(Dataset listings of figures)
-=-=-

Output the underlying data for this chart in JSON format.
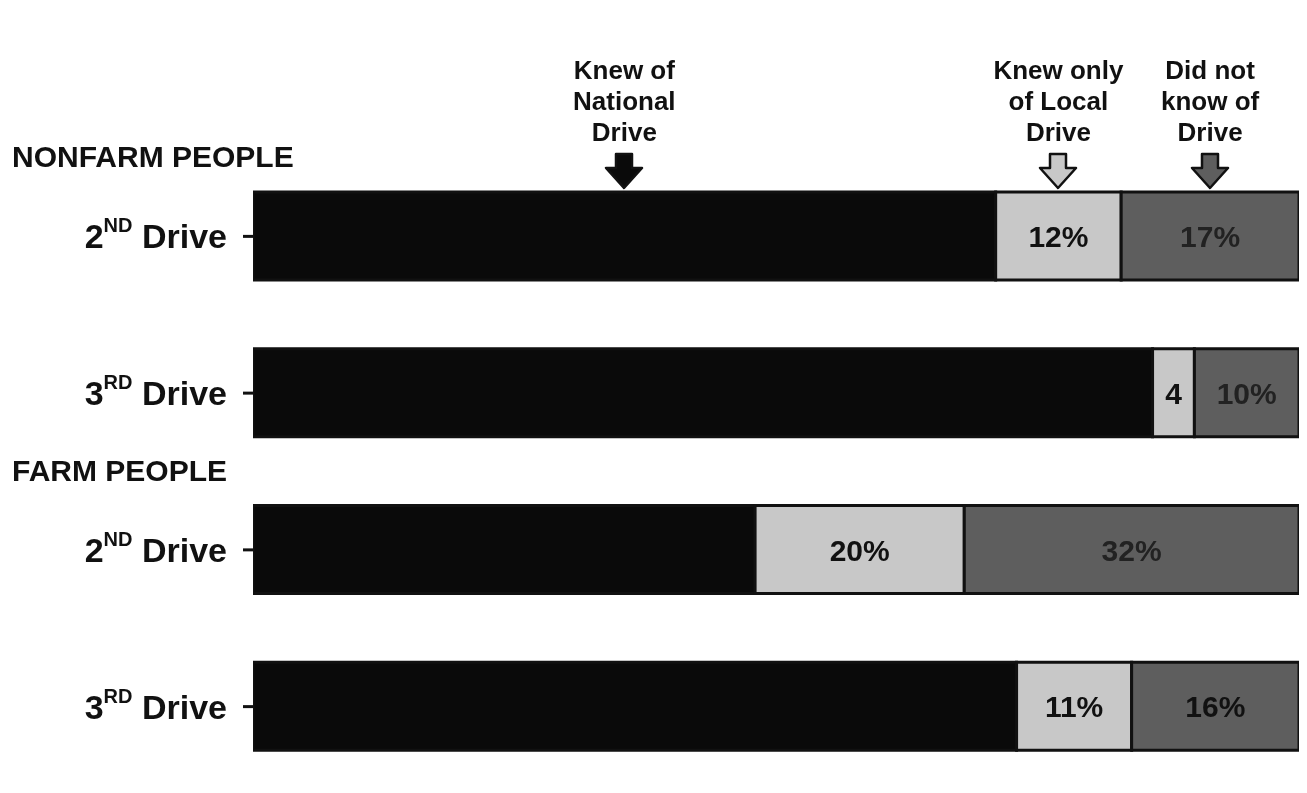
{
  "chart_data": {
    "type": "bar",
    "orientation": "horizontal",
    "stacked": true,
    "legend": "top",
    "categories": [
      "2$^{ND}$ Drive",
      "3$^{RD}$ Drive",
      "2$^{ND}$ Drive",
      "3$^{RD}$ Drive"
    ],
    "annotations": [
      "NONFARM PEOPLE",
      "FARM PEOPLE"
    ],
    "series": [
      {
        "name": "Knew of National Drive",
        "color": "#0a0a0a",
        "values": [
          71,
          86,
          48,
          73
        ]
      },
      {
        "name": "Knew only of Local Drive",
        "color": "#c8c8c8",
        "values": [
          12,
          4,
          20,
          11
        ],
        "value_labels": [
          "12%",
          "4",
          "20%",
          "11%"
        ]
      },
      {
        "name": "Did not know of Drive",
        "color": "#5e5e5e",
        "values": [
          17,
          10,
          32,
          16
        ],
        "value_labels": [
          "17%",
          "10%",
          "32%",
          "16%"
        ]
      }
    ]
  }
}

-=-=-

YOUR INSTRUCTIONS:
Omit the pictures and give the material again, exactly and in full.

FINAL RESULT:
Output the underlying data for this chart in JSON format.
{
  "chart_data": {
    "type": "bar",
    "orientation": "horizontal",
    "stacked": true,
    "legend": "top",
    "categories": [
      "2$^{ND}$ Drive",
      "3$^{RD}$ Drive",
      "2$^{ND}$ Drive",
      "3$^{RD}$ Drive"
    ],
    "annotations": [
      "NONFARM PEOPLE",
      "FARM PEOPLE"
    ],
    "series": [
      {
        "name": "Knew of National Drive",
        "color": "#0a0a0a",
        "values": [
          71,
          86,
          48,
          73
        ]
      },
      {
        "name": "Knew only of Local Drive",
        "color": "#c8c8c8",
        "values": [
          12,
          4,
          20,
          11
        ],
        "value_labels": [
          "12%",
          "4",
          "20%",
          "11%"
        ]
      },
      {
        "name": "Did not know of Drive",
        "color": "#5e5e5e",
        "values": [
          17,
          10,
          32,
          16
        ],
        "value_labels": [
          "17%",
          "10%",
          "32%",
          "16%"
        ]
      }
    ]
  }
}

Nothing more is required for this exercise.